**What is needed:**
Print, without any change, the rows below from the first one through the row containing "column-heading-policy-analysis: Policy Analysis", including both ends.

**Listed records:**
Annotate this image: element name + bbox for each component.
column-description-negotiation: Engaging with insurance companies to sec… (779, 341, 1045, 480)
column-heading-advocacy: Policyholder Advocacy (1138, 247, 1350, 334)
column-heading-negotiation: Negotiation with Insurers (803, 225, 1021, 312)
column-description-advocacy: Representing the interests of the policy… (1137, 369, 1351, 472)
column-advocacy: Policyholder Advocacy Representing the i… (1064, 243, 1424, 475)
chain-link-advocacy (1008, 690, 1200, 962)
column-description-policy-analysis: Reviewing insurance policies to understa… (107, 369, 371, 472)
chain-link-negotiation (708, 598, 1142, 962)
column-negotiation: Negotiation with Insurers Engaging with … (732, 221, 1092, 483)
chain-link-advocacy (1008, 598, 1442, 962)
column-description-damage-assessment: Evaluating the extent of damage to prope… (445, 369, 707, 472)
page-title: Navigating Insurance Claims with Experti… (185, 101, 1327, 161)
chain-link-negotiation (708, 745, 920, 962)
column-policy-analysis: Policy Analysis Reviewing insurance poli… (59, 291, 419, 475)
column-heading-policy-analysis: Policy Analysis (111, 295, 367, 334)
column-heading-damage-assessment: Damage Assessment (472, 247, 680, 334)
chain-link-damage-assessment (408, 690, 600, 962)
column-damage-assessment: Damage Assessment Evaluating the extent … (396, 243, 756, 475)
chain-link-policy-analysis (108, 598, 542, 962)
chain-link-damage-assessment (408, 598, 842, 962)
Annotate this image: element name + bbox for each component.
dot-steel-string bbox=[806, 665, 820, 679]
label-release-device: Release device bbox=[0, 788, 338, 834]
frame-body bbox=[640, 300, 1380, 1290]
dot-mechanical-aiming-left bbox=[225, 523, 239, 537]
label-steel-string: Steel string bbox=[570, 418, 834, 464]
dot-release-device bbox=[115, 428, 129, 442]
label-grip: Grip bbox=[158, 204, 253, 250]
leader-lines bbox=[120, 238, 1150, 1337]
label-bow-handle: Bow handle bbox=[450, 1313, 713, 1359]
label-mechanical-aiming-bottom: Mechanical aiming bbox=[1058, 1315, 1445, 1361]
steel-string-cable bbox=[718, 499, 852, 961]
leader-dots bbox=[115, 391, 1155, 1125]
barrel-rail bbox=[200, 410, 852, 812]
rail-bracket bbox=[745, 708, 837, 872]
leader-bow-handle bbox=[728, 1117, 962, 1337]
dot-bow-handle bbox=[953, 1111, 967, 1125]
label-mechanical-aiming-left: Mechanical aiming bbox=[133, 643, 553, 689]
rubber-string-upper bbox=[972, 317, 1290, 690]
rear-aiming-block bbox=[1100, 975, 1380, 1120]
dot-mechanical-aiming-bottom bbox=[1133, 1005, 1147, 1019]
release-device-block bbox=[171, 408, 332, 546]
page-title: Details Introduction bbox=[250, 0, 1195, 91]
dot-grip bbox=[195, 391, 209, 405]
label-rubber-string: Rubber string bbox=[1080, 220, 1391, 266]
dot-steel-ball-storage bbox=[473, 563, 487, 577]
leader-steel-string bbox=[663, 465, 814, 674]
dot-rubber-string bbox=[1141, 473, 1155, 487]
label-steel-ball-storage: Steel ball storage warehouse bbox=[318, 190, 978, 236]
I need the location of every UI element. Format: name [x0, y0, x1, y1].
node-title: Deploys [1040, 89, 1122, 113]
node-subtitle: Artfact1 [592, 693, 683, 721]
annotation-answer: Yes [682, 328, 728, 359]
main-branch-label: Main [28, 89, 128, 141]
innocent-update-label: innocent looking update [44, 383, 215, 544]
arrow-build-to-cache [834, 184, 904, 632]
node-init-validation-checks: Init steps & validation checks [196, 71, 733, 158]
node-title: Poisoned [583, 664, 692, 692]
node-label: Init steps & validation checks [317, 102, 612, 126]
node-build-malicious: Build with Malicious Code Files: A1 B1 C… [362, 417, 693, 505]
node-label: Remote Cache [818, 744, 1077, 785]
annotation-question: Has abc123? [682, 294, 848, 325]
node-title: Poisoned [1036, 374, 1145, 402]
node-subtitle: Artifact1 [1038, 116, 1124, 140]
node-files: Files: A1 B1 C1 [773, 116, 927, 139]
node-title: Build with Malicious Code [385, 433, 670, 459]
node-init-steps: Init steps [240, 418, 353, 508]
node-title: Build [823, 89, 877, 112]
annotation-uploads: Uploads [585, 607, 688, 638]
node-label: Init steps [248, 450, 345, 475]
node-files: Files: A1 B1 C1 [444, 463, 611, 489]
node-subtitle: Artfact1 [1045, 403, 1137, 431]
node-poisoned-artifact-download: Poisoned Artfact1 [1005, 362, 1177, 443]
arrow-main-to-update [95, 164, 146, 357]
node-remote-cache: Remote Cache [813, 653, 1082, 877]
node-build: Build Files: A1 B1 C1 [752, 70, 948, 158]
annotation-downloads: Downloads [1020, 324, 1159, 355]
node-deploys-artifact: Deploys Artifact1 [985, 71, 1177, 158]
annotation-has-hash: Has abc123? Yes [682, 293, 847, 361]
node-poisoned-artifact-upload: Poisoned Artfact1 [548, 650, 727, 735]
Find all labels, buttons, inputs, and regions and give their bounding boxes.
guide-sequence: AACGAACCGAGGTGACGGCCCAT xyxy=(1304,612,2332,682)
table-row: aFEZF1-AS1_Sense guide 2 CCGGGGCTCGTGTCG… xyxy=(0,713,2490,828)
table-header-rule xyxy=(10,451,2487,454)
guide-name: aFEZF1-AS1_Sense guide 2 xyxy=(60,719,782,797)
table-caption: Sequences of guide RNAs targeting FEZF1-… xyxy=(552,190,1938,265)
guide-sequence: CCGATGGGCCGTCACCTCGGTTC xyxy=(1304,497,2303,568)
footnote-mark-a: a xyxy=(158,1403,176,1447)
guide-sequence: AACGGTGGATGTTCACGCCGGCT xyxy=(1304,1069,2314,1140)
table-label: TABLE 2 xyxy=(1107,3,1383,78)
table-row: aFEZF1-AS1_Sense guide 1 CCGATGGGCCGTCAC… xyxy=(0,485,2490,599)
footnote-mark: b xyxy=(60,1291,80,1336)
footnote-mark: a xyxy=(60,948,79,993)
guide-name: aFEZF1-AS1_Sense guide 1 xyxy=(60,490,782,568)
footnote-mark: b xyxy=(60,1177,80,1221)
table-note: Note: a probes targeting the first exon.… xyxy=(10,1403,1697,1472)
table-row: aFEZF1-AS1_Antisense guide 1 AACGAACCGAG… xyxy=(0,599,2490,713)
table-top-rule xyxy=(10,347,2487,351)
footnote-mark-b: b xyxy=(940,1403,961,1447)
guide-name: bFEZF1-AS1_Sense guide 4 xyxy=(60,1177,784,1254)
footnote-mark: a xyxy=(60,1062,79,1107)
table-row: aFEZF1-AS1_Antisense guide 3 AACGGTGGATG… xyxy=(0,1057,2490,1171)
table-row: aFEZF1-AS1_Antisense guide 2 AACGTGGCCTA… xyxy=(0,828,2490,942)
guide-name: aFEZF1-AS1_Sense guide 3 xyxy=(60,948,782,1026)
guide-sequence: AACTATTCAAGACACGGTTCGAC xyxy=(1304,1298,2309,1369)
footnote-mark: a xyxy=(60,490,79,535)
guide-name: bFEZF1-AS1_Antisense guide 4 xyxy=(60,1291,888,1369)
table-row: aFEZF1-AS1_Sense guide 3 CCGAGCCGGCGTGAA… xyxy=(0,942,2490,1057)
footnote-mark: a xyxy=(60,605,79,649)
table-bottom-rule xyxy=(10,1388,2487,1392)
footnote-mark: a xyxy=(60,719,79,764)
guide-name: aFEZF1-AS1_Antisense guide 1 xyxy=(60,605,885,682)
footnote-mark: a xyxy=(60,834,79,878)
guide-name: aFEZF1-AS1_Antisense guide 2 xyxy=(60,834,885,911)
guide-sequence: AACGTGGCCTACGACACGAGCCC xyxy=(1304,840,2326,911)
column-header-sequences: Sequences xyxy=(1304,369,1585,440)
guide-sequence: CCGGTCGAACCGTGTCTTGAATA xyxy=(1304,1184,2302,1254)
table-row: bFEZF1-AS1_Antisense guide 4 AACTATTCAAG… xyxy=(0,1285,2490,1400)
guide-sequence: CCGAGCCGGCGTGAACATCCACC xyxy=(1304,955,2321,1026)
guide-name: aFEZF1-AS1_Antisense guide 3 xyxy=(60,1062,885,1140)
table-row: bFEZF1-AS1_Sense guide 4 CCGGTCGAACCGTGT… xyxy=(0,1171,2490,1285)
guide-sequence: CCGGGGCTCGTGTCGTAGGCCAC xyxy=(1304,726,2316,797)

**The output:**
Annotate this image: element name + bbox for each component.
column-description-negotiation: Engaging with insurance companies to sec… (779, 341, 1045, 480)
column-heading-advocacy: Policyholder Advocacy (1138, 247, 1350, 334)
column-heading-negotiation: Negotiation with Insurers (803, 225, 1021, 312)
column-description-advocacy: Representing the interests of the policy… (1137, 369, 1351, 472)
column-advocacy: Policyholder Advocacy Representing the i… (1064, 243, 1424, 475)
chain-link-advocacy (1008, 690, 1200, 962)
column-description-policy-analysis: Reviewing insurance policies to understa… (107, 369, 371, 472)
chain-link-negotiation (708, 598, 1142, 962)
column-negotiation: Negotiation with Insurers Engaging with … (732, 221, 1092, 483)
chain-link-advocacy (1008, 598, 1442, 962)
column-description-damage-assessment: Evaluating the extent of damage to prope… (445, 369, 707, 472)
page-title: Navigating Insurance Claims with Experti… (185, 101, 1327, 161)
chain-link-negotiation (708, 745, 920, 962)
column-policy-analysis: Policy Analysis Reviewing insurance poli… (59, 291, 419, 475)
column-heading-policy-analysis: Policy Analysis (111, 295, 367, 334)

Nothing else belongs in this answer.